[START]

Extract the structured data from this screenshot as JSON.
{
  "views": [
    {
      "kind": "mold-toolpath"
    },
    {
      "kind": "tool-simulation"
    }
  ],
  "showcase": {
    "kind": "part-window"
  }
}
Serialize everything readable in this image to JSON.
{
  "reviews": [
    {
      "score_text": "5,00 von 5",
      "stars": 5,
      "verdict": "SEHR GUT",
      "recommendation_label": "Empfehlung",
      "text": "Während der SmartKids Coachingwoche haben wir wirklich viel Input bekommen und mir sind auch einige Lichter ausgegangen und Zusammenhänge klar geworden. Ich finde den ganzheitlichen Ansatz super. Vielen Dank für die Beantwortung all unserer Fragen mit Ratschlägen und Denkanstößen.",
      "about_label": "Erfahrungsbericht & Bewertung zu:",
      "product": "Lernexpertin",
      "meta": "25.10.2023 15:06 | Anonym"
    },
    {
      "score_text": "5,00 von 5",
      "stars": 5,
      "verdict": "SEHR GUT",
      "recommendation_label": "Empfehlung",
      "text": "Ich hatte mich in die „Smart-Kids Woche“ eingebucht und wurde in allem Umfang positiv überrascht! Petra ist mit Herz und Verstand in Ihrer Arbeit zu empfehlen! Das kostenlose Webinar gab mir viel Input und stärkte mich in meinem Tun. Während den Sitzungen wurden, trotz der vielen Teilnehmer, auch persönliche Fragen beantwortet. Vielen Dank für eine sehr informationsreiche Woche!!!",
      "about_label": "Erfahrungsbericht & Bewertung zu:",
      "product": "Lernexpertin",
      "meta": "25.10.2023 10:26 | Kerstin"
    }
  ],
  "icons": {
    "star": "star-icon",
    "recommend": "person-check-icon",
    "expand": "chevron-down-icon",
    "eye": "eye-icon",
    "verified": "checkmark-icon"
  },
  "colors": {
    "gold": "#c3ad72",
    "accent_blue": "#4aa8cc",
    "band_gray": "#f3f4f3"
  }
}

[END]

Required task: Copy each line that holds the word "meta".

Task response:
      "meta": "25.10.2023 15:06 | Anonym"
      "meta": "25.10.2023 10:26 | Kerstin"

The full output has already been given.